Copy each line in the data that includes the word "search".

begin RECORDED DATA

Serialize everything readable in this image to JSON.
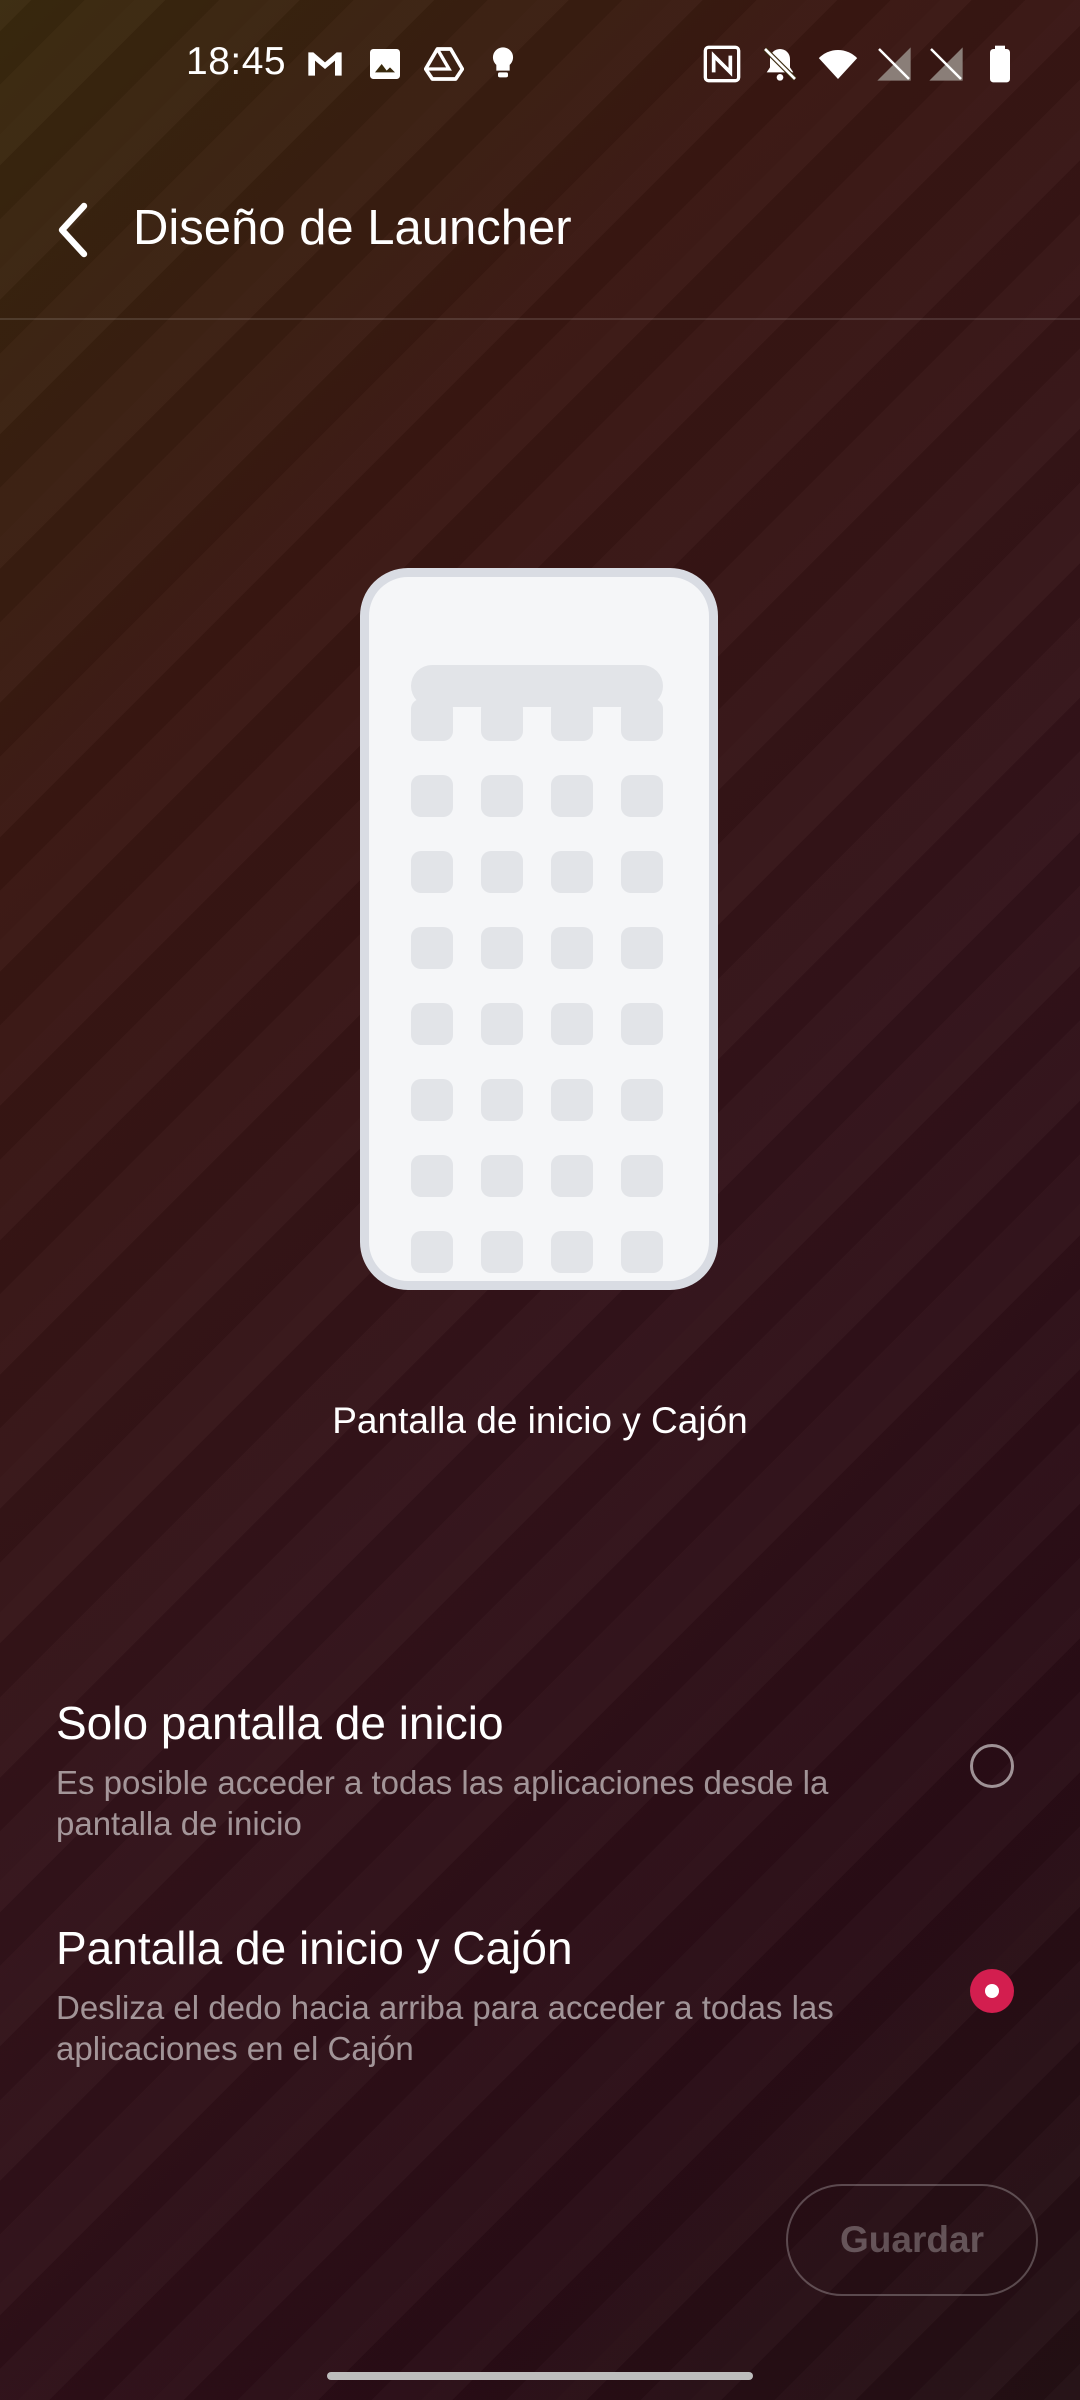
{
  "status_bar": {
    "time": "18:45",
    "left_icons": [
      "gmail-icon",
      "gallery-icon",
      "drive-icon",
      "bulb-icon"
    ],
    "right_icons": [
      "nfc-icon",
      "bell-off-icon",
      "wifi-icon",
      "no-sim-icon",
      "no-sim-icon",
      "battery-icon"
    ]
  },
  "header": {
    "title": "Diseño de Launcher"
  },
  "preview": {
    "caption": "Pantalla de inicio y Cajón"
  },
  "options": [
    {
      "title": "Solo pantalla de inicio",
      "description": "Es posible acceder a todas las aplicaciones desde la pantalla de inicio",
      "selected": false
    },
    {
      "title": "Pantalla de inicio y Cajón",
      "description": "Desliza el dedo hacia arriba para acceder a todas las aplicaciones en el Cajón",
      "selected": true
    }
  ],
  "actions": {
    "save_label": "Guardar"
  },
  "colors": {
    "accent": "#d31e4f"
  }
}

end RECORDED DATA
begin RECORDED DATA

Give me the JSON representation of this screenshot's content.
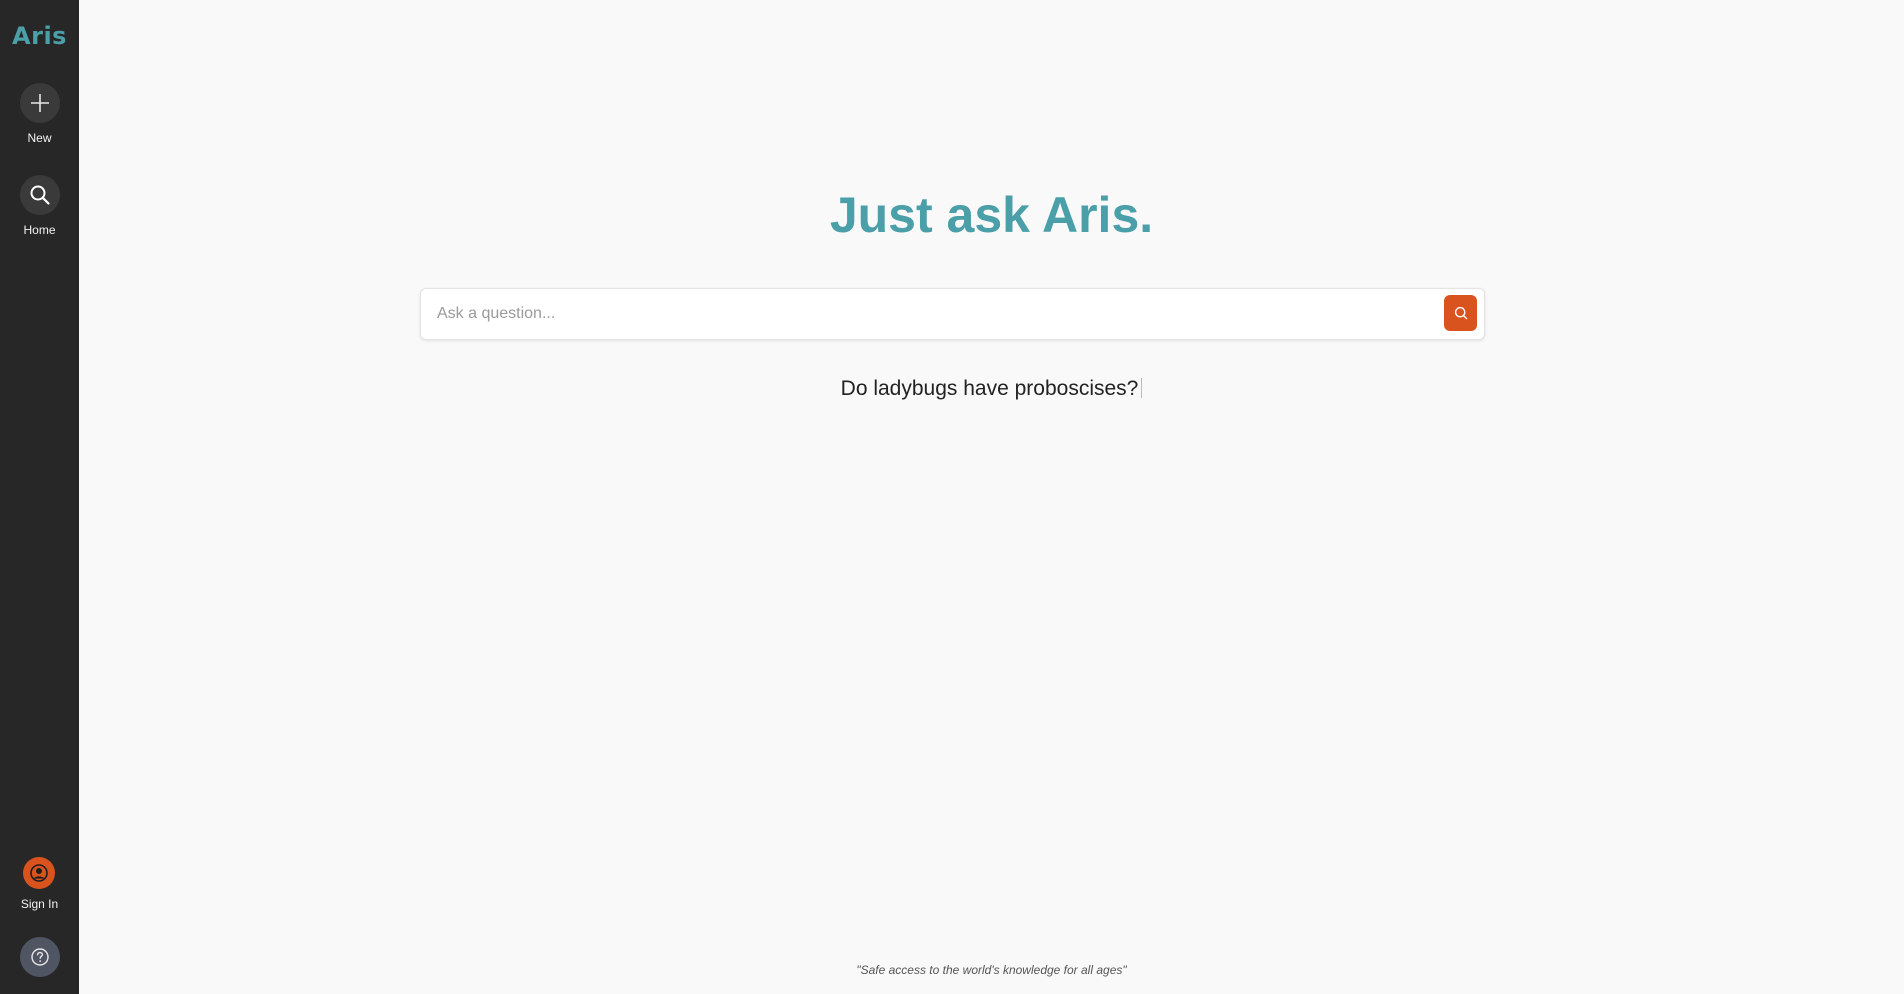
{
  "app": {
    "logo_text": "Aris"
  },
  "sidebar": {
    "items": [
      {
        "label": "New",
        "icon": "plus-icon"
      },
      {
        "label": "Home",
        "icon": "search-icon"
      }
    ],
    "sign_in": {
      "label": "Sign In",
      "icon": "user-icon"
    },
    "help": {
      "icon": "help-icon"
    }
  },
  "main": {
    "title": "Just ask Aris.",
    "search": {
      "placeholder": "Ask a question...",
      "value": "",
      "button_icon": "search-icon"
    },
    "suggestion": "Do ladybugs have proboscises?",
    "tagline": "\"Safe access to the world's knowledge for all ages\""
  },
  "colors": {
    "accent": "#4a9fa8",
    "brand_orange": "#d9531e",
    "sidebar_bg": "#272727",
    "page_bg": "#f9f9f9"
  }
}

end RECORDED DATA

- [THE COMPLETED TASK]
        "icon": "search-icon"
    "search": {
      "button_icon": "search-icon"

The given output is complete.